- **Teks yang diberikan**:
# # # # #

LIPI membantah berita itu, berikut ini siaran pers koreksi atas berita Kompas 
yang saya kopi dari milis BIOTEK.


Teman-teman warga malinglist Biotek yang berbahagia,

Sehubungan dengan banyak pertanyaan tentang pemberitaan di kompas, buat
teman-teman anggota mailinglist biotek perlu saya sampaikan kondisi yang
saat ini. Di samping itu wartawan ybs sdh bertemu dengan KaLIPI untuk
diklarifikasi,

Sekaligus memanfaatkan kesempatan ini untuk mengkoreksi berita kompas
tentang pelepasan transgenik dari Biotek yang salah juga. Bahwa
dinyatakan padi trasngenik biotek sudah uji mutlilokasi 20 tempat, yang
benar adalah saat ini masih pada tahap uji lapangan terbatas.


SIARAN PERS

Sehubungan dengan pemberitaan di Kompas tanggal 11 September 2008,
berjudul “Periset Pilih Hengkang”, perlu kami luruskan sebagai berikut:

1. Dr. Inez Hortenze Slamet Loedin, saat ini mendapat penugasan LIPI
di International Rice Research Institute (IRRI) Los Banos Philipina.
Penugasan ini juga merupakan tindak lanjut MOU antara LIPI dengan IRRI
dalam penelitian dan pengembangan Padi. Kerja sama dengan IRRI mempunyai
arti strategis karena hasil-hasil dari IRRI telah lama dimanfaatkan di
Indonesia . Puslit Bioteknologi telah mendapat manfaat banyak dari kerja
sama ini antara lain dengan pengiriman schuttle scientist ke IRRI. Pada
tahun 2008 sudah dua orang peneliti melakukan penelitian di IRRI, yaitu
Dr. Satya Nugroho dan Dra. Syamsidah, MSc Dari Pihak IRRI sudah 2 orang
peneliti dan satu teknisi datang ke Pusat Bioteknologi LIPI dalam rangka
penelitian dan pemberian kuliah/pelatihan.

# # # # #

- **Daftar yang disediakan**:
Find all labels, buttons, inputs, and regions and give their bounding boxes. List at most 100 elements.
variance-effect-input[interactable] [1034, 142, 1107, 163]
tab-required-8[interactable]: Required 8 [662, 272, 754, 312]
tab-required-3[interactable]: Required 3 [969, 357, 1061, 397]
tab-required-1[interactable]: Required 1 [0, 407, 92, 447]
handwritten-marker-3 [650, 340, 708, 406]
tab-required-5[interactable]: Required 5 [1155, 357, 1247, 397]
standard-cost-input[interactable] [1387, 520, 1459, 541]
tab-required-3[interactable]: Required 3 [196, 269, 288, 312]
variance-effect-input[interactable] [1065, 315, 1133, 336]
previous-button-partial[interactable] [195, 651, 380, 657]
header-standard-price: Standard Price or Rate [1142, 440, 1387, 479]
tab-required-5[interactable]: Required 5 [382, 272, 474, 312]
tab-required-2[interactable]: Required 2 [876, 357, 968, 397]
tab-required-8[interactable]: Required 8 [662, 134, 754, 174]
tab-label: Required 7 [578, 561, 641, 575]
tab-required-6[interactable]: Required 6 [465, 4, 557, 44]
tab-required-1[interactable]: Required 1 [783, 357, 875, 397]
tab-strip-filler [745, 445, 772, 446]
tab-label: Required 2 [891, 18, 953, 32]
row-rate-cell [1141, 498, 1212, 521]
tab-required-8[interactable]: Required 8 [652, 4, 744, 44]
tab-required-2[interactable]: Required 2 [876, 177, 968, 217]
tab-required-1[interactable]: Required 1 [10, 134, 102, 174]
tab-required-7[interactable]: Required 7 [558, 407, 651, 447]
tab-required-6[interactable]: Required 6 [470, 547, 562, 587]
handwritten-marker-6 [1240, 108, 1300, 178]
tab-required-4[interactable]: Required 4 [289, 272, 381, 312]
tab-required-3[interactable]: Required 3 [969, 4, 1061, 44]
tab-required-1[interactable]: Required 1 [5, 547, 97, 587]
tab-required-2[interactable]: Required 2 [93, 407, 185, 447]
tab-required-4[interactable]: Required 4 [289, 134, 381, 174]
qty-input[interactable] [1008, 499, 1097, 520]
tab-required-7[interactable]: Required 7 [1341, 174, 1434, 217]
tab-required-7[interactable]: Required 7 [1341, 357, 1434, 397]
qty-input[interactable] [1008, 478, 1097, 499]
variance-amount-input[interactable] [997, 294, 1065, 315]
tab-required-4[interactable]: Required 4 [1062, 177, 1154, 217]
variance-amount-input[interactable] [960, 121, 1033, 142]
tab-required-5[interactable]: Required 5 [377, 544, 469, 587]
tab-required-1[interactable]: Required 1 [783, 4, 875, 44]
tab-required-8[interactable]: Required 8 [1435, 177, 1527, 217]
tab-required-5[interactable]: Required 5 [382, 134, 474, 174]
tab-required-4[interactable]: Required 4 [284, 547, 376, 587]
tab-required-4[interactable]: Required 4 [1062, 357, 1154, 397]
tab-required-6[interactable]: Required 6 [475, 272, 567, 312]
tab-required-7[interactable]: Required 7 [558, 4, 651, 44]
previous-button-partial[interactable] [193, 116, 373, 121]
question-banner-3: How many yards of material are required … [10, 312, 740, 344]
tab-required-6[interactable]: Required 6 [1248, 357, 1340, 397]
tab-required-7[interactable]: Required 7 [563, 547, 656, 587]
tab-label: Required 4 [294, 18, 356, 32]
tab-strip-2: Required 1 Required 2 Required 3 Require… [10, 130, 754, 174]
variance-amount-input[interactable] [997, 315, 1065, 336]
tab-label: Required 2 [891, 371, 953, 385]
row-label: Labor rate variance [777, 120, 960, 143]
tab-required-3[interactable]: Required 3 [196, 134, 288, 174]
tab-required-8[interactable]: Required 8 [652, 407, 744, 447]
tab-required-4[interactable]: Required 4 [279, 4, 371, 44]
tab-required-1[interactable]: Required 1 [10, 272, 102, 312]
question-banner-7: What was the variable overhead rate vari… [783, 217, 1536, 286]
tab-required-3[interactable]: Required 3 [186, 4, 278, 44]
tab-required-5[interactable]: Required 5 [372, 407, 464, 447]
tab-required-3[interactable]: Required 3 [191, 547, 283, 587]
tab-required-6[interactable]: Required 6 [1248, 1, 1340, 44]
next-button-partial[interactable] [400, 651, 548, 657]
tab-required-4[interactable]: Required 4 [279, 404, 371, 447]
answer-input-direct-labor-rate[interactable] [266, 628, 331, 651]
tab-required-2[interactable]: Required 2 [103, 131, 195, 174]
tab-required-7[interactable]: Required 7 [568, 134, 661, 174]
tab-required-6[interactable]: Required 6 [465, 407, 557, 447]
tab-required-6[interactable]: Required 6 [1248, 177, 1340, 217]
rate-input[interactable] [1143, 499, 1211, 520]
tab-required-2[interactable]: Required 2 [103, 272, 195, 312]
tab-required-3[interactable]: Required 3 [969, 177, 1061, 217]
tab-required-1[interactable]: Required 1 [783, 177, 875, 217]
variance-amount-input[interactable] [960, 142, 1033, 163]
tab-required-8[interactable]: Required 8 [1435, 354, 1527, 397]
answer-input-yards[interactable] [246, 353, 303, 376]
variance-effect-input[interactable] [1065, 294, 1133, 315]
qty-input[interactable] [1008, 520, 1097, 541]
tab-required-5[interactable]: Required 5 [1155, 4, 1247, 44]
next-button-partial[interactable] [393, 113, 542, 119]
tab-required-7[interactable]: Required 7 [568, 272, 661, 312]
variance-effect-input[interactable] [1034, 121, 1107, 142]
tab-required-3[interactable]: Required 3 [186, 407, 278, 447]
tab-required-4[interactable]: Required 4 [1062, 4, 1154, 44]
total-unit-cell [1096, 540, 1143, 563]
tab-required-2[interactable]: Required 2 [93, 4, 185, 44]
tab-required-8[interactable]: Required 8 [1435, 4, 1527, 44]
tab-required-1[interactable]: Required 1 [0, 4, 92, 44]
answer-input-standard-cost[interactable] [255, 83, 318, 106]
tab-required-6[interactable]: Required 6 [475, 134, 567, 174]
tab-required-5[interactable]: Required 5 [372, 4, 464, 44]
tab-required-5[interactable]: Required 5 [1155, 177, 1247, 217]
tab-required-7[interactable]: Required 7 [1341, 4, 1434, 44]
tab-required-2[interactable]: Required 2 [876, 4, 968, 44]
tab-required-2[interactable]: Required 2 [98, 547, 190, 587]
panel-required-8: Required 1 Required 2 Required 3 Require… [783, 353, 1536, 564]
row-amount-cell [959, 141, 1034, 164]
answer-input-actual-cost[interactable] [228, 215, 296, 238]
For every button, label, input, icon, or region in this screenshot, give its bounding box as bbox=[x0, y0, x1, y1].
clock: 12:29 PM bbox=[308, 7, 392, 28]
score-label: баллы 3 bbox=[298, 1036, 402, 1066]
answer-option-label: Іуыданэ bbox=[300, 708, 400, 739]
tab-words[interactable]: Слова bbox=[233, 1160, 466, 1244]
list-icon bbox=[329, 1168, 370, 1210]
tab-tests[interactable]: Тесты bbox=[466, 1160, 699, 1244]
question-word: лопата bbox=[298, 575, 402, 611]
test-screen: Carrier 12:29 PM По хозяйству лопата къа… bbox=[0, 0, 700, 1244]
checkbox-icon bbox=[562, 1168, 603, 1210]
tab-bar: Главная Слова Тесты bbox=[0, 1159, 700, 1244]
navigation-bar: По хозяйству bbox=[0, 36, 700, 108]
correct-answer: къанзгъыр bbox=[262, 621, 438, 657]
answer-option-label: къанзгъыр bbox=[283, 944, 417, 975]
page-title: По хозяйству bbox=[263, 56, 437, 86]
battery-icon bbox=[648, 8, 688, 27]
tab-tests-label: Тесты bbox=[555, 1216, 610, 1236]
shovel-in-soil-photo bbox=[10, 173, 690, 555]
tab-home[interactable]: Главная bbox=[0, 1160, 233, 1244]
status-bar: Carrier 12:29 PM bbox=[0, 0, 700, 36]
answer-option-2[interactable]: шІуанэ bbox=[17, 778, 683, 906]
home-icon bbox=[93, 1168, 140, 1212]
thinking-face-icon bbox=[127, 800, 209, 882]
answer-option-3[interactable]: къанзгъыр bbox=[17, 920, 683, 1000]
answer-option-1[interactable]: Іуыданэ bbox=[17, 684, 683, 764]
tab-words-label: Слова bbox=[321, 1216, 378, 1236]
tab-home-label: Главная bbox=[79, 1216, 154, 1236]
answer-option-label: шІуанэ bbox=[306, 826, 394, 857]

# # # # #

- **Permintaan yang diberikan 1**: Tentukan apakah setiap pernyataan berikut sesuai dengan teks bantahan LIPI, lalu jawab ya atau tidak disertai kutipan persis dari teks yang menjadi dasarnya. (a) Padi transgenik Biotek sudah menjalani uji di 20 lokasi. (b) Dr. Inez Hortenze Slamet Loedin saat ini ditugaskan LIPI di IRRI Los Banos, Filipina. (c) Pada tahun 2008 tiga peneliti melakukan penelitian di IRRI.
- **Permintaan yang diberikan 2**: Ulangi kata demi kata bagian teks bantahan LIPI yang dimulai dengan "Sehubungan dengan pemberitaan" dan berlanjut sampai "Los Banos Philipina.".
Daftar di atas diambil dari sumber yang berbeda.

- **Keluaran yang benar 1**:
(a) Tidak: "yang benar adalah saat ini masih pada tahap uji lapangan terbatas."
(b) Ya: "Dr. Inez Hortenze Slamet Loedin, saat ini mendapat penugasan LIPI di International Rice Research Institute (IRRI) Los Banos Philipina."
(c) Tidak: "Pada tahun 2008 sudah dua orang peneliti melakukan penelitian di IRRI"

- **Keluaran yang benar 2**:
Sehubungan dengan pemberitaan di Kompas tanggal 11 September 2008,
berjudul “Periset Pilih Hengkang”, perlu kami luruskan sebagai berikut:

1. Dr. Inez Hortenze Slamet Loedin, saat ini mendapat penugasan LIPI
di International Rice Research Institute (IRRI) Los Banos Philipina.